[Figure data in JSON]
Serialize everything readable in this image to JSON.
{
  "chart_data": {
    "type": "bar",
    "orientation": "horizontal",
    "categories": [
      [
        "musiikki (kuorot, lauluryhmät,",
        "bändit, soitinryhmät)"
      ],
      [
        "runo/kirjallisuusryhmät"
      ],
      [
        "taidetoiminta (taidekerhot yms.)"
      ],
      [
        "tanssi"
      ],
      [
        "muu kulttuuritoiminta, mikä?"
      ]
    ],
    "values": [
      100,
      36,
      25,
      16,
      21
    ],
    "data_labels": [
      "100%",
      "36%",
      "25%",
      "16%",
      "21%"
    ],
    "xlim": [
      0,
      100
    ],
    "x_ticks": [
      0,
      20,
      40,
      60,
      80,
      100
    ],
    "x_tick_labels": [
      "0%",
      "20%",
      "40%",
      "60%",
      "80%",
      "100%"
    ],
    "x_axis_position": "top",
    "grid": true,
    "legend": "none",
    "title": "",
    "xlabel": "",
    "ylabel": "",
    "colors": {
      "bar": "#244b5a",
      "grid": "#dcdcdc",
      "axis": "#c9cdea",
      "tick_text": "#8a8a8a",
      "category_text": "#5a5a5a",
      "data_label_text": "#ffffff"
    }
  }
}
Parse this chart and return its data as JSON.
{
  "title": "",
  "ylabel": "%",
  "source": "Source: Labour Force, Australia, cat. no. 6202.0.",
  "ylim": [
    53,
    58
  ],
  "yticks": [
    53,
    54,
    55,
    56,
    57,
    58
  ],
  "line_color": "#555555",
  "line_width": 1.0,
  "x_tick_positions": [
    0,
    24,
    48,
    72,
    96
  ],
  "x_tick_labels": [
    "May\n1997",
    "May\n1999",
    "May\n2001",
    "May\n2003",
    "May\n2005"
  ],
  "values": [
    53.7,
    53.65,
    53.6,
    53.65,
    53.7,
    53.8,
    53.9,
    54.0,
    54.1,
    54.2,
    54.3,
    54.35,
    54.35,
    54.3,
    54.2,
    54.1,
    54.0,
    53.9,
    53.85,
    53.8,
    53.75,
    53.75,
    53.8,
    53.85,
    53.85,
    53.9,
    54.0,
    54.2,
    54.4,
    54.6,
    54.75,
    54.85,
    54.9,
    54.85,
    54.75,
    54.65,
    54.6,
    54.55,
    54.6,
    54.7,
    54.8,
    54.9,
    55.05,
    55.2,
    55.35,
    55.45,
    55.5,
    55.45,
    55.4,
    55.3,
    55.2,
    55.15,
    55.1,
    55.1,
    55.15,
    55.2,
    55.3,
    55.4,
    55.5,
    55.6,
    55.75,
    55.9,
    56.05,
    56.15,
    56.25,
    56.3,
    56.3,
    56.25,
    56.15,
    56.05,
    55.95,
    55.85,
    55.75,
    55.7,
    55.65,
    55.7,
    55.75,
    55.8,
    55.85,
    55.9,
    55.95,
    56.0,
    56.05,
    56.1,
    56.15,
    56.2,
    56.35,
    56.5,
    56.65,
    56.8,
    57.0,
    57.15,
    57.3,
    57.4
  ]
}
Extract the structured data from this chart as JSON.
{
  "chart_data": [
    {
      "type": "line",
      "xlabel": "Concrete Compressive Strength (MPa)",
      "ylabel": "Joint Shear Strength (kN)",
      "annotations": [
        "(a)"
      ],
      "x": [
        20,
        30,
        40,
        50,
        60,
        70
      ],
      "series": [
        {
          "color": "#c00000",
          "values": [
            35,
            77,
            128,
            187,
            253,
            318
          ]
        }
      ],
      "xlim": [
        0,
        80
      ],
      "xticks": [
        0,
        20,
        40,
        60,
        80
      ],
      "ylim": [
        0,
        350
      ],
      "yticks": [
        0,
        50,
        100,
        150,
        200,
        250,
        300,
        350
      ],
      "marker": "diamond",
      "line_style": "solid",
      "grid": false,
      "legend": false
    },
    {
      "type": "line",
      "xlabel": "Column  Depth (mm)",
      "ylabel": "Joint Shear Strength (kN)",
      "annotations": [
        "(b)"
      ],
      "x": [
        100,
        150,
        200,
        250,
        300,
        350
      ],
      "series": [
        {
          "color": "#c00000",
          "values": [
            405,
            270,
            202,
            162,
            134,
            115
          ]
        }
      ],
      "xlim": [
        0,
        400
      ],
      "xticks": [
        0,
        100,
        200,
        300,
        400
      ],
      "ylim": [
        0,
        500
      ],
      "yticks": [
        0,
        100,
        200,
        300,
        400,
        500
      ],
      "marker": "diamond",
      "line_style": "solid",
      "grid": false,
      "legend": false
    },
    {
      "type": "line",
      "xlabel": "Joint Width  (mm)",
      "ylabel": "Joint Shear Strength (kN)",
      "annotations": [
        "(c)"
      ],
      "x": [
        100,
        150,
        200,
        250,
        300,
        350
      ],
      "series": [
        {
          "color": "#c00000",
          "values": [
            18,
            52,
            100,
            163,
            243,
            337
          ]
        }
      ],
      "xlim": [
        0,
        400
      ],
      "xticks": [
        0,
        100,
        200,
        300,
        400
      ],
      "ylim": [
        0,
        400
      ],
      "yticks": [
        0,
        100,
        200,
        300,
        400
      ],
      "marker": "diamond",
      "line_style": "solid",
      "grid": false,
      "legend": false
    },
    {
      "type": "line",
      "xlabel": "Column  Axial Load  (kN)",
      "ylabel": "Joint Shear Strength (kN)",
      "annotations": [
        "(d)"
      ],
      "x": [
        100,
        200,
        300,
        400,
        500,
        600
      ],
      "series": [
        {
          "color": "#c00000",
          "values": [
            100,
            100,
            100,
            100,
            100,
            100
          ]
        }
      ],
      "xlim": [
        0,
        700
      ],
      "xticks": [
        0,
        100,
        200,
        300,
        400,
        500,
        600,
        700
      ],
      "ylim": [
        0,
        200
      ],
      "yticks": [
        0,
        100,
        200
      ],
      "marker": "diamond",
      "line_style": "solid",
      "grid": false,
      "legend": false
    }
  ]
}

* * *

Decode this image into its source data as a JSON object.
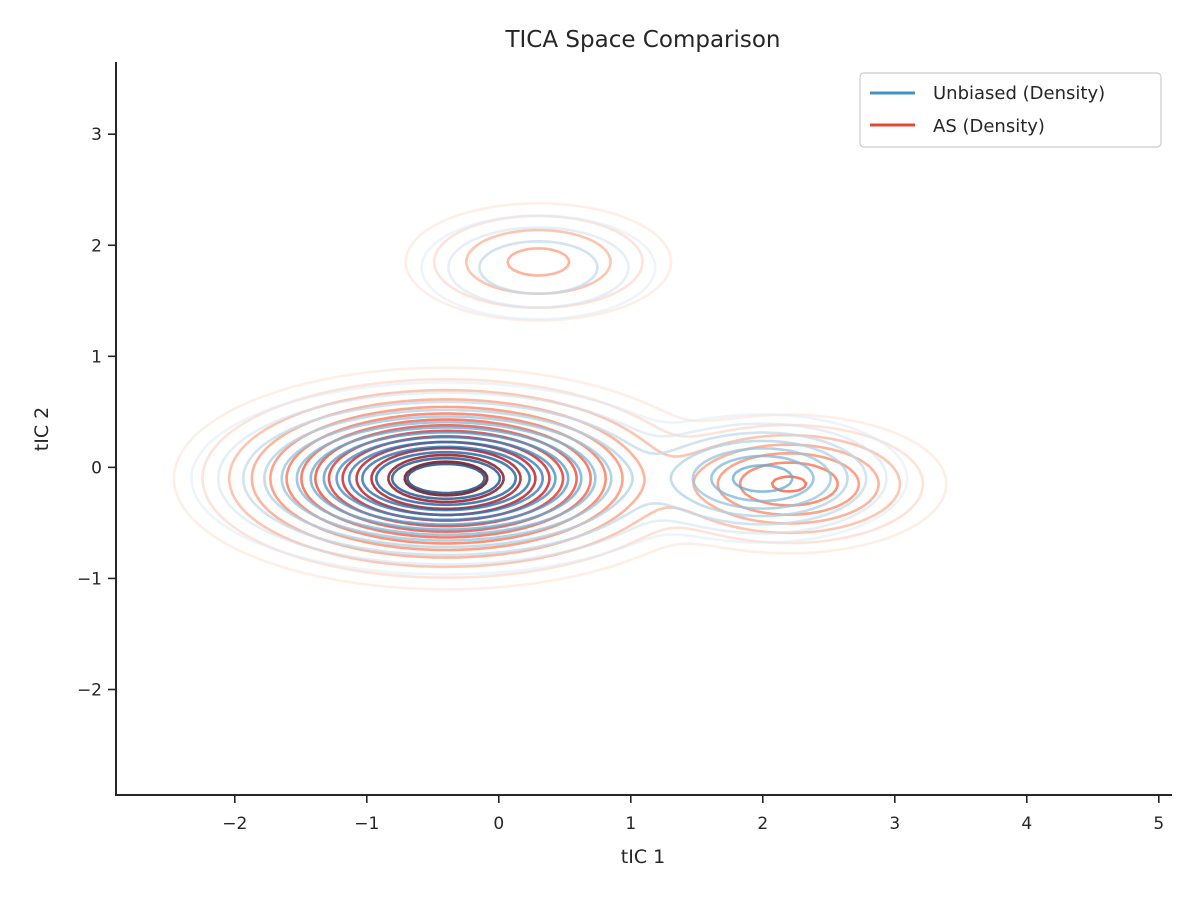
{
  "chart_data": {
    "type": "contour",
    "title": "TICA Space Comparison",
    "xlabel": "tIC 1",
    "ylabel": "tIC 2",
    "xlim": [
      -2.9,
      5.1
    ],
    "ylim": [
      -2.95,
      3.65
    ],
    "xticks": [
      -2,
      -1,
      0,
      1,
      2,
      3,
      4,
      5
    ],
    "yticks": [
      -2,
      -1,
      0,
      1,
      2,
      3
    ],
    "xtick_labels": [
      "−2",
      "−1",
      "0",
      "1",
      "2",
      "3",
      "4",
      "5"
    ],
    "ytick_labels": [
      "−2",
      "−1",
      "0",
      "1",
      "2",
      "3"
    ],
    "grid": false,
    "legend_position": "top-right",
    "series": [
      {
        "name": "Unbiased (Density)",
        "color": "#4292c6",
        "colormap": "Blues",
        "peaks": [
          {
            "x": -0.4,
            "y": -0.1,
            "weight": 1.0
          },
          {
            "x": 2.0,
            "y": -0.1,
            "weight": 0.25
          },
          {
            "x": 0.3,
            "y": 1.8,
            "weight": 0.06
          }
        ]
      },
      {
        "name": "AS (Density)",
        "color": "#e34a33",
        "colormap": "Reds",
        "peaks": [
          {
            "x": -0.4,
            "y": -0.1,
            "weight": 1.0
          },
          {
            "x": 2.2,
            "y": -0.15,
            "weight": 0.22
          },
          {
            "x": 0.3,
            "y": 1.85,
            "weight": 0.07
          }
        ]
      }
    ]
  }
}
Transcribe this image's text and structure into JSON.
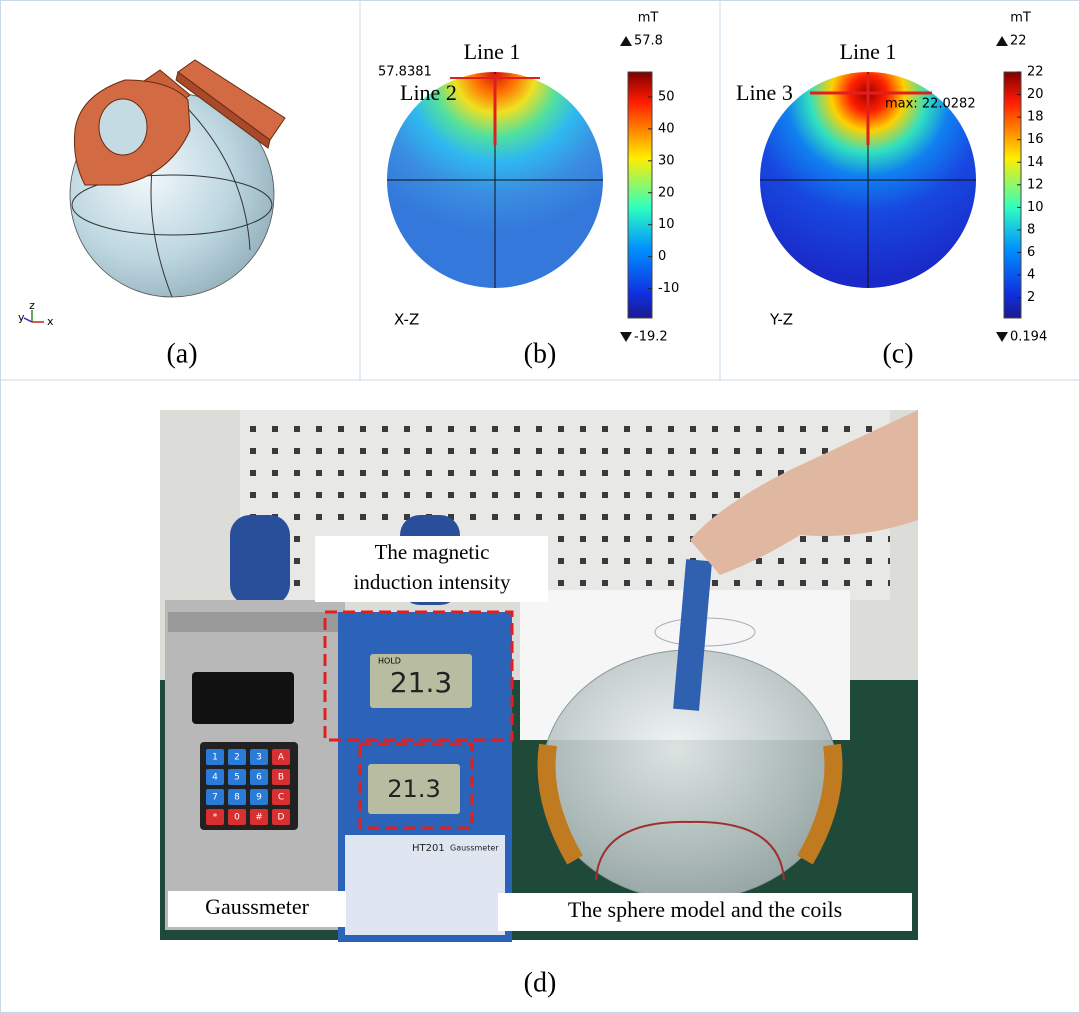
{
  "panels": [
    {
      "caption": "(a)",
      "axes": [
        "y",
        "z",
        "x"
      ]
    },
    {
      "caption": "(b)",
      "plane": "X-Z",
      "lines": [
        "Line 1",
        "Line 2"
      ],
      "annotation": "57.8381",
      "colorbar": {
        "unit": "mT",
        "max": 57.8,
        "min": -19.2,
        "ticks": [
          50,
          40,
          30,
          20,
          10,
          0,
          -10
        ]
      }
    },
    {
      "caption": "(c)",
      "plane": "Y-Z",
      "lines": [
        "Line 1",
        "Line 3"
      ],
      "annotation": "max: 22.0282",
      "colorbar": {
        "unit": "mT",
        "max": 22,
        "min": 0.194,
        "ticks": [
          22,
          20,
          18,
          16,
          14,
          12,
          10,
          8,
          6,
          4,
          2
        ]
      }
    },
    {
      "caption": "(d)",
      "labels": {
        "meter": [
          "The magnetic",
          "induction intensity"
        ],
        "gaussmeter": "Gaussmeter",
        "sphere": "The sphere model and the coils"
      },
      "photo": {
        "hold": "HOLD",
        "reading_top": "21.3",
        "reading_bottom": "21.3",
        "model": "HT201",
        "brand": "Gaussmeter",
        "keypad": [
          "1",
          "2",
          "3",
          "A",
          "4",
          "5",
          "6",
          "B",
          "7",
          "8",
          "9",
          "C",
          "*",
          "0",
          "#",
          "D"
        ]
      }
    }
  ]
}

==

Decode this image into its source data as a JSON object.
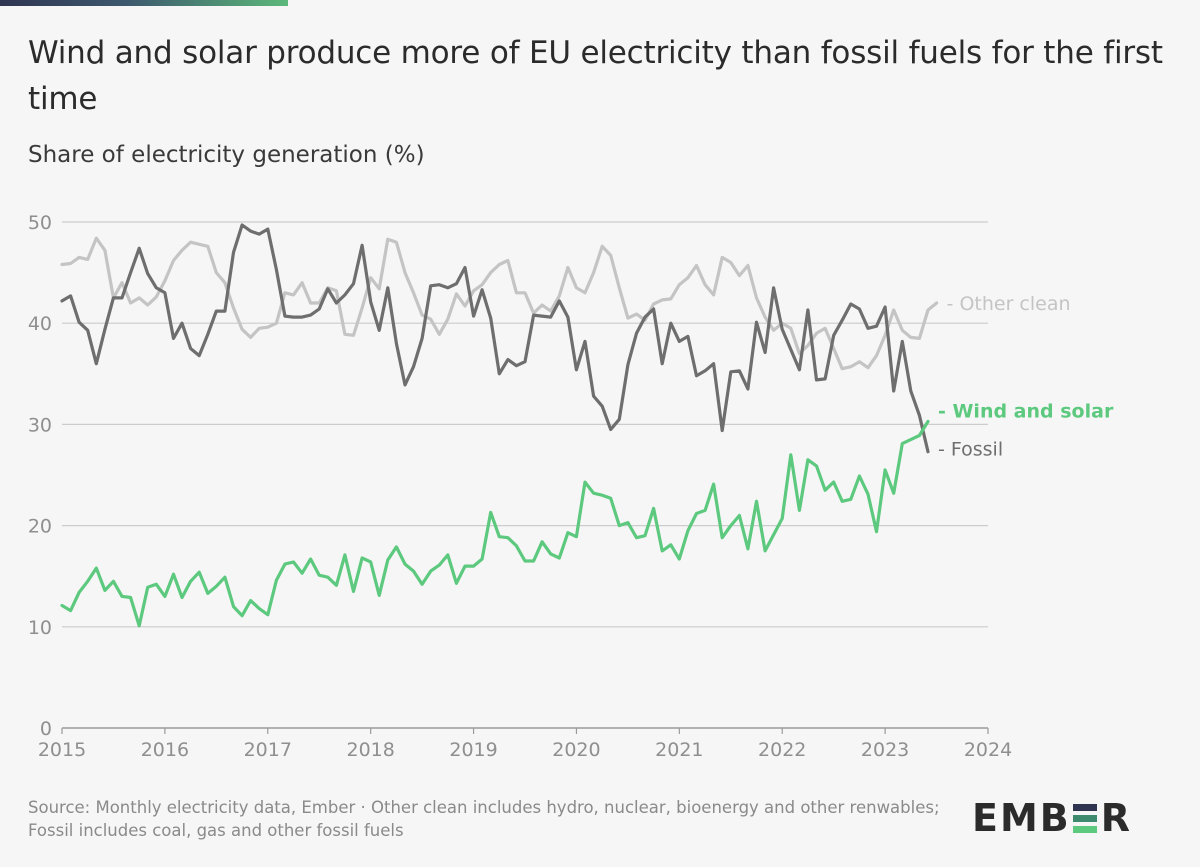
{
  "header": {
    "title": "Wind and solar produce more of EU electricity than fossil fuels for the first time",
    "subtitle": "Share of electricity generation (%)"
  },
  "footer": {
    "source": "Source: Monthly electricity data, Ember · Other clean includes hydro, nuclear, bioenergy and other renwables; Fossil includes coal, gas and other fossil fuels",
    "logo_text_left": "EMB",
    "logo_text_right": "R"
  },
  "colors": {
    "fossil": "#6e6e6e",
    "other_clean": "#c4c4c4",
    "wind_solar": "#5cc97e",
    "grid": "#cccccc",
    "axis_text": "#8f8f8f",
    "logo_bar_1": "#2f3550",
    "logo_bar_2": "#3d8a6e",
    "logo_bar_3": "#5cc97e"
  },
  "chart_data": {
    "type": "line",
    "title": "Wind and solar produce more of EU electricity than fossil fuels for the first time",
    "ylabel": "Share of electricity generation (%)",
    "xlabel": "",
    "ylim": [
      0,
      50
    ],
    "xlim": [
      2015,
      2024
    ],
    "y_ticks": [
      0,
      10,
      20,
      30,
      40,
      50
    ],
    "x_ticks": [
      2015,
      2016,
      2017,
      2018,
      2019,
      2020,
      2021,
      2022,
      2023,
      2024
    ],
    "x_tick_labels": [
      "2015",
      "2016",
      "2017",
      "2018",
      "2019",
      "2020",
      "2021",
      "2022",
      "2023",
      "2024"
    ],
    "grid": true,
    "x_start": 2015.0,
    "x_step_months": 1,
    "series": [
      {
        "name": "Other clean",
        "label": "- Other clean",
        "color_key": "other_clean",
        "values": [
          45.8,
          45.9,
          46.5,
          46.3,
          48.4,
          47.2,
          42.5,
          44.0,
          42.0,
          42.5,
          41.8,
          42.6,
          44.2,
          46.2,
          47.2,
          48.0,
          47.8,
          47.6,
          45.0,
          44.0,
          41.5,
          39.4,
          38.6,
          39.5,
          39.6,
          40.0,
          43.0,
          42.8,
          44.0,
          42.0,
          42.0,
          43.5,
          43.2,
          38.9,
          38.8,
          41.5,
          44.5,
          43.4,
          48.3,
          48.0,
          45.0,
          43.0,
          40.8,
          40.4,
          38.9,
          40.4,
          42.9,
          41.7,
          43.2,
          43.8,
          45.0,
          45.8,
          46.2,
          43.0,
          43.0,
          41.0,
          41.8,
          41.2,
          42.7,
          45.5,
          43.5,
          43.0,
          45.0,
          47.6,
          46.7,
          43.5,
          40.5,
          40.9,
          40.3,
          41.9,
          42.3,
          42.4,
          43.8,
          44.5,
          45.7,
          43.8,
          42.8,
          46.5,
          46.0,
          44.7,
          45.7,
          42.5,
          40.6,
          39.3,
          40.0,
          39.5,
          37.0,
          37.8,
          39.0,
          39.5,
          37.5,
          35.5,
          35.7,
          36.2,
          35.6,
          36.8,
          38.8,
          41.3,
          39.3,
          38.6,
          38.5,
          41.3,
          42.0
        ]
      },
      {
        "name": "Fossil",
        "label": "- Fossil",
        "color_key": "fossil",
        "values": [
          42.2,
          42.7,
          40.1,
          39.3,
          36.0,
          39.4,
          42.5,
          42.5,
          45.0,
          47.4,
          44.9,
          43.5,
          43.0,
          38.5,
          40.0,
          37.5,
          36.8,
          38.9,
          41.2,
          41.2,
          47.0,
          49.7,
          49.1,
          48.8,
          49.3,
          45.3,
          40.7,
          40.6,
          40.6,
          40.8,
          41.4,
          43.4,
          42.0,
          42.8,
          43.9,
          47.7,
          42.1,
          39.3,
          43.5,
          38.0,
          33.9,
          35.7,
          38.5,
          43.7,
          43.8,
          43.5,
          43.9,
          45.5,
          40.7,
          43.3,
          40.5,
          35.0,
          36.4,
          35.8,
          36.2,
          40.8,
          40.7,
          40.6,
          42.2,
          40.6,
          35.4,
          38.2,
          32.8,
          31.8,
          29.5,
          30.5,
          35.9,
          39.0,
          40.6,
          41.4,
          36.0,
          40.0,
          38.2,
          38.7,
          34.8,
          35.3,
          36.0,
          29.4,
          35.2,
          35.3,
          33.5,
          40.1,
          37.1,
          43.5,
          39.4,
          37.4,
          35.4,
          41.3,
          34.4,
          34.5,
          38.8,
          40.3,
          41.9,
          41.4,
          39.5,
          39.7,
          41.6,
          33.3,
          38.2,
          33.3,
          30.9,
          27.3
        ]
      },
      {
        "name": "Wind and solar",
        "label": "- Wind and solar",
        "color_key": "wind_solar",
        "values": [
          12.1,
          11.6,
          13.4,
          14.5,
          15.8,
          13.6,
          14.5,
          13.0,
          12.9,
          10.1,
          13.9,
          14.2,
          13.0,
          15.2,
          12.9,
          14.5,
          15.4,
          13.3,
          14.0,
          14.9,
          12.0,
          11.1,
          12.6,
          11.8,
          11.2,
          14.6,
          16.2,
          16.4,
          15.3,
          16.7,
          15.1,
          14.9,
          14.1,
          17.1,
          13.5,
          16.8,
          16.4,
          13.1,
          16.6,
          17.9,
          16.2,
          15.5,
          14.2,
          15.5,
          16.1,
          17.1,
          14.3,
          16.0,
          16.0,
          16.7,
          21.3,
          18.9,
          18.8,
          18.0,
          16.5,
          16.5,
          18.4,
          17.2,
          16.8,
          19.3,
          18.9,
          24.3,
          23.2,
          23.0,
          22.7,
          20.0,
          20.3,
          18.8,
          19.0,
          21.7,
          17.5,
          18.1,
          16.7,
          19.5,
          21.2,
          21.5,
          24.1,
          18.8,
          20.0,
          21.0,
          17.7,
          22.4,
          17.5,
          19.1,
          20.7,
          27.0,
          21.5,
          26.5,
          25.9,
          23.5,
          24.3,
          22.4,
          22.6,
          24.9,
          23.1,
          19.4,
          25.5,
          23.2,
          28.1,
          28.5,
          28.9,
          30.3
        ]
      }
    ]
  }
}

- SHORT PROBLEM
Provide only the count of lines in the data above that include the string "Density".

- WRITTEN RESPONSE
2